_WORK INSTRUCTIONS_
Write out, character for character, the part of the listing that opens with its first line and closes with the line containing "259, 231, 287]", both lines included.

_ENTRIES SHOWN_
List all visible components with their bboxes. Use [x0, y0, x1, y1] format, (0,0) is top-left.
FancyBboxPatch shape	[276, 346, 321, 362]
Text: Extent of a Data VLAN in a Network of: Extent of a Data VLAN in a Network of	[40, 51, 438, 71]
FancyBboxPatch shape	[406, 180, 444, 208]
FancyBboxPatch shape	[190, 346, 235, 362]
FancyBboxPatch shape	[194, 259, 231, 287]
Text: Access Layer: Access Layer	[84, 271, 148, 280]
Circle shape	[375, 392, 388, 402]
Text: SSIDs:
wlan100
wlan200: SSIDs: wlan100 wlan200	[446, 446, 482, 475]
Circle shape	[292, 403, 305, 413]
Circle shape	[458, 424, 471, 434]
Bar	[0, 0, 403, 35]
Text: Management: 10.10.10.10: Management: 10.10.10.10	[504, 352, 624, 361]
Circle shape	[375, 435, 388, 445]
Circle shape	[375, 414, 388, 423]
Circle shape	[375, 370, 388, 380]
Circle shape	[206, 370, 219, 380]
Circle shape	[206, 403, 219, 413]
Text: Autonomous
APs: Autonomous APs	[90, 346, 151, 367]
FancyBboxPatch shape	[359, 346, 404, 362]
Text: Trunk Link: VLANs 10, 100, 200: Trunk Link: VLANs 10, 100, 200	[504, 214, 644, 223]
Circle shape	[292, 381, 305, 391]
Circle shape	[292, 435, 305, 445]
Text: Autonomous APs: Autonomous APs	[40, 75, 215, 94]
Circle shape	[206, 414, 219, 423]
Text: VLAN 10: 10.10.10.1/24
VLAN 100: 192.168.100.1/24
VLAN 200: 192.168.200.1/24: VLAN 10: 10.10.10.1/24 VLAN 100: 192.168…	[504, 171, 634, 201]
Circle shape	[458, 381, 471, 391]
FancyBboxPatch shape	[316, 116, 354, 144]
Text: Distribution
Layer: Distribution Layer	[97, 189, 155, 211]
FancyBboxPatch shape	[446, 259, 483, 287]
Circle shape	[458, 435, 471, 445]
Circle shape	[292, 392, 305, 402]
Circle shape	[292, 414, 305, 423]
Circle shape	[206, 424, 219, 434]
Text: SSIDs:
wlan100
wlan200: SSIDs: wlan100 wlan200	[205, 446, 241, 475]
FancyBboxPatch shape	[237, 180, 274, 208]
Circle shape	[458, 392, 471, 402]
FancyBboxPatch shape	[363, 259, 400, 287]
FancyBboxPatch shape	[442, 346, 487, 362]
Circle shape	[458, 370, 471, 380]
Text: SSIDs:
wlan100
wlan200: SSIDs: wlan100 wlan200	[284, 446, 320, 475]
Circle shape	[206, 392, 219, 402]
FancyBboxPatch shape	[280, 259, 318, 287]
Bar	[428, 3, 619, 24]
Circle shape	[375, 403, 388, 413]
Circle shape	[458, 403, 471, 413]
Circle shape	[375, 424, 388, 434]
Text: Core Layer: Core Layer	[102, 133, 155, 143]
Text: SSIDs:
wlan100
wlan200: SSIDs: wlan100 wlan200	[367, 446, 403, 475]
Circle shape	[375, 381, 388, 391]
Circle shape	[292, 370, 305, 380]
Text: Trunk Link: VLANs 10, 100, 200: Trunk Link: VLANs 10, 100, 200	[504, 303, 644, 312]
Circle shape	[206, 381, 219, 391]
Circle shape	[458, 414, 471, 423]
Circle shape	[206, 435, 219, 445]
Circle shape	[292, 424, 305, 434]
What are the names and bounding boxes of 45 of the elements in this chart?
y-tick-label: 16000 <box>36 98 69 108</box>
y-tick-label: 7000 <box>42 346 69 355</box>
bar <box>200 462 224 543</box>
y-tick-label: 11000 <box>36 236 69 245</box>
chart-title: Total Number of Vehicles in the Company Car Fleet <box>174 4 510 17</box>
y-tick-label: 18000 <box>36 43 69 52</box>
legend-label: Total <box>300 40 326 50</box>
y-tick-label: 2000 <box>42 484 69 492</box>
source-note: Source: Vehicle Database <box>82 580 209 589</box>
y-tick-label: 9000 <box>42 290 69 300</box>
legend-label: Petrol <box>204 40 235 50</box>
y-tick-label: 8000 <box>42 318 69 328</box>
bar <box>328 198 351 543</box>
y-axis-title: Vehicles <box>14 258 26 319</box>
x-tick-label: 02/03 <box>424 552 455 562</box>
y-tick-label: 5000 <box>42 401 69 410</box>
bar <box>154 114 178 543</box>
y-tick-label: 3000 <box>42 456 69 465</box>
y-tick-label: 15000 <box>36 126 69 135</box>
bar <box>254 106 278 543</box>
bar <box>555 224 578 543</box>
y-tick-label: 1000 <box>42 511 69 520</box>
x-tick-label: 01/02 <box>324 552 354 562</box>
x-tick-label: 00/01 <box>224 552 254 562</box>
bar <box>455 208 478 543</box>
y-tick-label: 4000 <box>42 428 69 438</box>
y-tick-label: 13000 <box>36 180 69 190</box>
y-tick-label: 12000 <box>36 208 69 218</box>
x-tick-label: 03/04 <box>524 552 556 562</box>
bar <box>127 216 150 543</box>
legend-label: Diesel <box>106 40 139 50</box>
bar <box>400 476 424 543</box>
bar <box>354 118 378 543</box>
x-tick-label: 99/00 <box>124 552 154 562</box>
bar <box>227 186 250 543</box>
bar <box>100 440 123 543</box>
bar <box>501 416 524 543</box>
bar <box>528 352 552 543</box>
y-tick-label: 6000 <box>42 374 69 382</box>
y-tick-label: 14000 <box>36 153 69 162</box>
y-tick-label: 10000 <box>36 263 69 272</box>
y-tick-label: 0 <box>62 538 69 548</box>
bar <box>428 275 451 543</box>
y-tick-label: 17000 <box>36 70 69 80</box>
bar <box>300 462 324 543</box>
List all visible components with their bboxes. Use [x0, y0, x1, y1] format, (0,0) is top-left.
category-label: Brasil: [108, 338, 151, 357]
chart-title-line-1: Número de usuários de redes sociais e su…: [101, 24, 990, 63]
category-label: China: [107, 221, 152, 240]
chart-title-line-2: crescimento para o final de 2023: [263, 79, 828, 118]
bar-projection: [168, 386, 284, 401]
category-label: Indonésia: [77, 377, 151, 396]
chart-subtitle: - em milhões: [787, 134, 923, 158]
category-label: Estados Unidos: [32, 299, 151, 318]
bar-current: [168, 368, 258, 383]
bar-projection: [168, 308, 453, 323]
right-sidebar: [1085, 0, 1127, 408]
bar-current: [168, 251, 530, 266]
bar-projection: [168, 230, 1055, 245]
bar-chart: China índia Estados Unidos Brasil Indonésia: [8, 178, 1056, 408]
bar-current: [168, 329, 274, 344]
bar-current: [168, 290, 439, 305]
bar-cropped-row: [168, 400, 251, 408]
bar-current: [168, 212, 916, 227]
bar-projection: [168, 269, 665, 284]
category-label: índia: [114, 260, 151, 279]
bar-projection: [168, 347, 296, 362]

_FINAL ANSWER_
List all visible components with their bboxes. Use [x0, y0, x1, y1] format, (0,0) is top-left.
FancyBboxPatch shape	[276, 346, 321, 362]
Text: Extent of a Data VLAN in a Network of: Extent of a Data VLAN in a Network of	[40, 51, 438, 71]
FancyBboxPatch shape	[406, 180, 444, 208]
FancyBboxPatch shape	[190, 346, 235, 362]
FancyBboxPatch shape	[194, 259, 231, 287]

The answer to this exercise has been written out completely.